Source records:
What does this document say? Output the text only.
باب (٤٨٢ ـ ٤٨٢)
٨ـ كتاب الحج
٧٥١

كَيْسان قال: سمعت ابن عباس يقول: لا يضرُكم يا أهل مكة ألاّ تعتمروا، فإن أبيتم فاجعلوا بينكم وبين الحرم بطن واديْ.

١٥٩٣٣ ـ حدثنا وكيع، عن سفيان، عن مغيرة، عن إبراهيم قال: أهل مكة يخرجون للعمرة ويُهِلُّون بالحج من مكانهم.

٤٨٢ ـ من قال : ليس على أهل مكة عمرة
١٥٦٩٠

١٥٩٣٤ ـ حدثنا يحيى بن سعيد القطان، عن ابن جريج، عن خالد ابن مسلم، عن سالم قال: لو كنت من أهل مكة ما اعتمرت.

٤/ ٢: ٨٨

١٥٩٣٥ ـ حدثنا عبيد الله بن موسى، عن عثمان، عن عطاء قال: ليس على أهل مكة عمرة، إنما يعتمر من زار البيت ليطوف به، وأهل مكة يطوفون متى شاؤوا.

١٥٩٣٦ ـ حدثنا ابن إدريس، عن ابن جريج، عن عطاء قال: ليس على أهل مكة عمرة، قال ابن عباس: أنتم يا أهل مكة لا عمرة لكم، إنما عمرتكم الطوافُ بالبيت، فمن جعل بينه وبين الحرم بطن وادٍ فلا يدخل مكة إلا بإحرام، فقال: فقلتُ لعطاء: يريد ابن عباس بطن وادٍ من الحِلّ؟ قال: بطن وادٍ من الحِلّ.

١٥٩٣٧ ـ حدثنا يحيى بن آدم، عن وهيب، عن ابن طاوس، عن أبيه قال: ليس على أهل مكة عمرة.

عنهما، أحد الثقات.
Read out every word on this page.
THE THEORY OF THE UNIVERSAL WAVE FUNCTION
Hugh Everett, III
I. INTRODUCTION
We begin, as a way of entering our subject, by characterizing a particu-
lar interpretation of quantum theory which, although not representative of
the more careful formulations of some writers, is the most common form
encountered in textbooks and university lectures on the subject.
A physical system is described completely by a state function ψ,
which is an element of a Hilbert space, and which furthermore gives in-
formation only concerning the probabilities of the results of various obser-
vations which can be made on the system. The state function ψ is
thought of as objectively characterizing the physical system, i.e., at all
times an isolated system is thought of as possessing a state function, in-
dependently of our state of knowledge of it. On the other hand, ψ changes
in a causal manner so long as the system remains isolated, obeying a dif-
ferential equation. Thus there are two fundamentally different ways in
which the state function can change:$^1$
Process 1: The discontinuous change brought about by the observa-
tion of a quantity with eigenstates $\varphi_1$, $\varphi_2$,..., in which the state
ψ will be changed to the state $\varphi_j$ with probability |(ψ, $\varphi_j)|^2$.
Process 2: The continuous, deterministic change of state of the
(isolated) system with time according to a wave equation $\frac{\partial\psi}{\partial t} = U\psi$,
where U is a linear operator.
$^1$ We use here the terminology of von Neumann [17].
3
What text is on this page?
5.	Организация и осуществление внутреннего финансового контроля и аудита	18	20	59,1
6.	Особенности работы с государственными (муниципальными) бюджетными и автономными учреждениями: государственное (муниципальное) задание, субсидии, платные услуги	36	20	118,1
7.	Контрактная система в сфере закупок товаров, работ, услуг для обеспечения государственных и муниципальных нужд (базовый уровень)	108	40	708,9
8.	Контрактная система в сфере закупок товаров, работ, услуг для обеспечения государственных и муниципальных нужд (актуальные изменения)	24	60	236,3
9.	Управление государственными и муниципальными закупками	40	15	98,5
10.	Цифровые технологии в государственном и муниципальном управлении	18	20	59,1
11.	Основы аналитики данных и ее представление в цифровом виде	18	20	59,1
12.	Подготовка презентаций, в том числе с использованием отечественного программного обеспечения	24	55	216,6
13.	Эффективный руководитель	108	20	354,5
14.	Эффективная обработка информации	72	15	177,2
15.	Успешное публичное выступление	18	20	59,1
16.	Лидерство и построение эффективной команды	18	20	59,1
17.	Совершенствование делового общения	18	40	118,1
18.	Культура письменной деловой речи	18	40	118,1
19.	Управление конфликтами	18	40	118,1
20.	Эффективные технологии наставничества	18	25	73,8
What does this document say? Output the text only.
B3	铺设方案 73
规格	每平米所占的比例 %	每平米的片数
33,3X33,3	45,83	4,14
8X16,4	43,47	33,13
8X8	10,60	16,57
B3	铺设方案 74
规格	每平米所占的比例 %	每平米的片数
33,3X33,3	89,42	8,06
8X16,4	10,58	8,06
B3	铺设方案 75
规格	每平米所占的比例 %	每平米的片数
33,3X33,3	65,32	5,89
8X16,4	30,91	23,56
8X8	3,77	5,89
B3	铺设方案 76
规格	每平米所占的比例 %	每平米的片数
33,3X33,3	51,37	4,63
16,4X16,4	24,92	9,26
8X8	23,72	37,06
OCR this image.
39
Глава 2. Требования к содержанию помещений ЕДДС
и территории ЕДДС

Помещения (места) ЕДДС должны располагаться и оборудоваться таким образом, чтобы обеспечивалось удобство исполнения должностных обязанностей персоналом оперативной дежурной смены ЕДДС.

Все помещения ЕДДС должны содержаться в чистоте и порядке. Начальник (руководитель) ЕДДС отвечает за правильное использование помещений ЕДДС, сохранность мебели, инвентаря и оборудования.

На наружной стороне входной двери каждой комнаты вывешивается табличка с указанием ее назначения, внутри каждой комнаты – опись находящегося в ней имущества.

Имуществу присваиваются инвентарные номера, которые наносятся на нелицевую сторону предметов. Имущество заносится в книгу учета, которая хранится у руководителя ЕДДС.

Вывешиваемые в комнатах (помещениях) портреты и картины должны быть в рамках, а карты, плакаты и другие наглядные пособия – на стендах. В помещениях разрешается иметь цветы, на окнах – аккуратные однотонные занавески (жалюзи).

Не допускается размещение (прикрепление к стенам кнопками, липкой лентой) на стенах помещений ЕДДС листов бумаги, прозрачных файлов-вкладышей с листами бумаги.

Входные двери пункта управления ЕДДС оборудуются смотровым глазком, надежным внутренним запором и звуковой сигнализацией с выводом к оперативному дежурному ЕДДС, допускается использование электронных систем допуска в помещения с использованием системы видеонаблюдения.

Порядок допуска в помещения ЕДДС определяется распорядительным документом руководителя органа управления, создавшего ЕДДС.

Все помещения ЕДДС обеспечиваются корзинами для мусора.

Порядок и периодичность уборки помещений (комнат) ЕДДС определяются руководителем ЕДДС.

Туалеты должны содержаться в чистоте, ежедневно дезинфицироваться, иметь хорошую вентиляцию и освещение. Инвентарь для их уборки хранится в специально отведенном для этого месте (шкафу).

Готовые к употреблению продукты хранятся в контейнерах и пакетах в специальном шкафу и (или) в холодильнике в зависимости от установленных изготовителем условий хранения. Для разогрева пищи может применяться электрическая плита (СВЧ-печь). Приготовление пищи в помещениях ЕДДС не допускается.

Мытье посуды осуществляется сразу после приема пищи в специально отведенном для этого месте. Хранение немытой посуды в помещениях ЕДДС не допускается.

» WHAT THE TASK REQUIRES: Would you restate each of the entries word for word?

» RESPONSE TO THIS TASK:
What does this document say? Output the text only.
باب (٤٨٢ ـ ٤٨٢)
٨ـ كتاب الحج
٧٥١

كَيْسان قال: سمعت ابن عباس يقول: لا يضرُكم يا أهل مكة ألاّ تعتمروا، فإن أبيتم فاجعلوا بينكم وبين الحرم بطن واديْ.

١٥٩٣٣ ـ حدثنا وكيع، عن سفيان، عن مغيرة، عن إبراهيم قال: أهل مكة يخرجون للعمرة ويُهِلُّون بالحج من مكانهم.

٤٨٢ ـ من قال : ليس على أهل مكة عمرة
١٥٦٩٠

١٥٩٣٤ ـ حدثنا يحيى بن سعيد القطان، عن ابن جريج، عن خالد ابن مسلم، عن سالم قال: لو كنت من أهل مكة ما اعتمرت.

٤/ ٢: ٨٨

١٥٩٣٥ ـ حدثنا عبيد الله بن موسى، عن عثمان، عن عطاء قال: ليس على أهل مكة عمرة، إنما يعتمر من زار البيت ليطوف به، وأهل مكة يطوفون متى شاؤوا.

١٥٩٣٦ ـ حدثنا ابن إدريس، عن ابن جريج، عن عطاء قال: ليس على أهل مكة عمرة، قال ابن عباس: أنتم يا أهل مكة لا عمرة لكم، إنما عمرتكم الطوافُ بالبيت، فمن جعل بينه وبين الحرم بطن وادٍ فلا يدخل مكة إلا بإحرام، فقال: فقلتُ لعطاء: يريد ابن عباس بطن وادٍ من الحِلّ؟ قال: بطن وادٍ من الحِلّ.

١٥٩٣٧ ـ حدثنا يحيى بن آدم، عن وهيب، عن ابن طاوس، عن أبيه قال: ليس على أهل مكة عمرة.

عنهما، أحد الثقات.
Read out every word on this page.
THE THEORY OF THE UNIVERSAL WAVE FUNCTION
Hugh Everett, III
I. INTRODUCTION
We begin, as a way of entering our subject, by characterizing a particu-
lar interpretation of quantum theory which, although not representative of
the more careful formulations of some writers, is the most common form
encountered in textbooks and university lectures on the subject.
A physical system is described completely by a state function ψ,
which is an element of a Hilbert space, and which furthermore gives in-
formation only concerning the probabilities of the results of various obser-
vations which can be made on the system. The state function ψ is
thought of as objectively characterizing the physical system, i.e., at all
times an isolated system is thought of as possessing a state function, in-
dependently of our state of knowledge of it. On the other hand, ψ changes
in a causal manner so long as the system remains isolated, obeying a dif-
ferential equation. Thus there are two fundamentally different ways in
which the state function can change:$^1$
Process 1: The discontinuous change brought about by the observa-
tion of a quantity with eigenstates $\varphi_1$, $\varphi_2$,..., in which the state
ψ will be changed to the state $\varphi_j$ with probability |(ψ, $\varphi_j)|^2$.
Process 2: The continuous, deterministic change of state of the
(isolated) system with time according to a wave equation $\frac{\partial\psi}{\partial t} = U\psi$,
where U is a linear operator.
$^1$ We use here the terminology of von Neumann [17].
3
What text is on this page?
5.	Организация и осуществление внутреннего финансового контроля и аудита	18	20	59,1
6.	Особенности работы с государственными (муниципальными) бюджетными и автономными учреждениями: государственное (муниципальное) задание, субсидии, платные услуги	36	20	118,1
7.	Контрактная система в сфере закупок товаров, работ, услуг для обеспечения государственных и муниципальных нужд (базовый уровень)	108	40	708,9
8.	Контрактная система в сфере закупок товаров, работ, услуг для обеспечения государственных и муниципальных нужд (актуальные изменения)	24	60	236,3
9.	Управление государственными и муниципальными закупками	40	15	98,5
10.	Цифровые технологии в государственном и муниципальном управлении	18	20	59,1
11.	Основы аналитики данных и ее представление в цифровом виде	18	20	59,1
12.	Подготовка презентаций, в том числе с использованием отечественного программного обеспечения	24	55	216,6
13.	Эффективный руководитель	108	20	354,5
14.	Эффективная обработка информации	72	15	177,2
15.	Успешное публичное выступление	18	20	59,1
16.	Лидерство и построение эффективной команды	18	20	59,1
17.	Совершенствование делового общения	18	40	118,1
18.	Культура письменной деловой речи	18	40	118,1
19.	Управление конфликтами	18	40	118,1
20.	Эффективные технологии наставничества	18	25	73,8
What does this document say? Output the text only.
B3	铺设方案 73
规格	每平米所占的比例 %	每平米的片数
33,3X33,3	45,83	4,14
8X16,4	43,47	33,13
8X8	10,60	16,57
B3	铺设方案 74
规格	每平米所占的比例 %	每平米的片数
33,3X33,3	89,42	8,06
8X16,4	10,58	8,06
B3	铺设方案 75
规格	每平米所占的比例 %	每平米的片数
33,3X33,3	65,32	5,89
8X16,4	30,91	23,56
8X8	3,77	5,89
B3	铺设方案 76
规格	每平米所占的比例 %	每平米的片数
33,3X33,3	51,37	4,63
16,4X16,4	24,92	9,26
8X8	23,72	37,06
OCR this image.
39
Глава 2. Требования к содержанию помещений ЕДДС
и территории ЕДДС

Помещения (места) ЕДДС должны располагаться и оборудоваться таким образом, чтобы обеспечивалось удобство исполнения должностных обязанностей персоналом оперативной дежурной смены ЕДДС.

Все помещения ЕДДС должны содержаться в чистоте и порядке. Начальник (руководитель) ЕДДС отвечает за правильное использование помещений ЕДДС, сохранность мебели, инвентаря и оборудования.

На наружной стороне входной двери каждой комнаты вывешивается табличка с указанием ее назначения, внутри каждой комнаты – опись находящегося в ней имущества.

Имуществу присваиваются инвентарные номера, которые наносятся на нелицевую сторону предметов. Имущество заносится в книгу учета, которая хранится у руководителя ЕДДС.

Вывешиваемые в комнатах (помещениях) портреты и картины должны быть в рамках, а карты, плакаты и другие наглядные пособия – на стендах. В помещениях разрешается иметь цветы, на окнах – аккуратные однотонные занавески (жалюзи).

Не допускается размещение (прикрепление к стенам кнопками, липкой лентой) на стенах помещений ЕДДС листов бумаги, прозрачных файлов-вкладышей с листами бумаги.

Входные двери пункта управления ЕДДС оборудуются смотровым глазком, надежным внутренним запором и звуковой сигнализацией с выводом к оперативному дежурному ЕДДС, допускается использование электронных систем допуска в помещения с использованием системы видеонаблюдения.

Порядок допуска в помещения ЕДДС определяется распорядительным документом руководителя органа управления, создавшего ЕДДС.

Все помещения ЕДДС обеспечиваются корзинами для мусора.

Порядок и периодичность уборки помещений (комнат) ЕДДС определяются руководителем ЕДДС.

Туалеты должны содержаться в чистоте, ежедневно дезинфицироваться, иметь хорошую вентиляцию и освещение. Инвентарь для их уборки хранится в специально отведенном для этого месте (шкафу).

Готовые к употреблению продукты хранятся в контейнерах и пакетах в специальном шкафу и (или) в холодильнике в зависимости от установленных изготовителем условий хранения. Для разогрева пищи может применяться электрическая плита (СВЧ-печь). Приготовление пищи в помещениях ЕДДС не допускается.

Мытье посуды осуществляется сразу после приема пищи в специально отведенном для этого месте. Хранение немытой посуды в помещениях ЕДДС не допускается.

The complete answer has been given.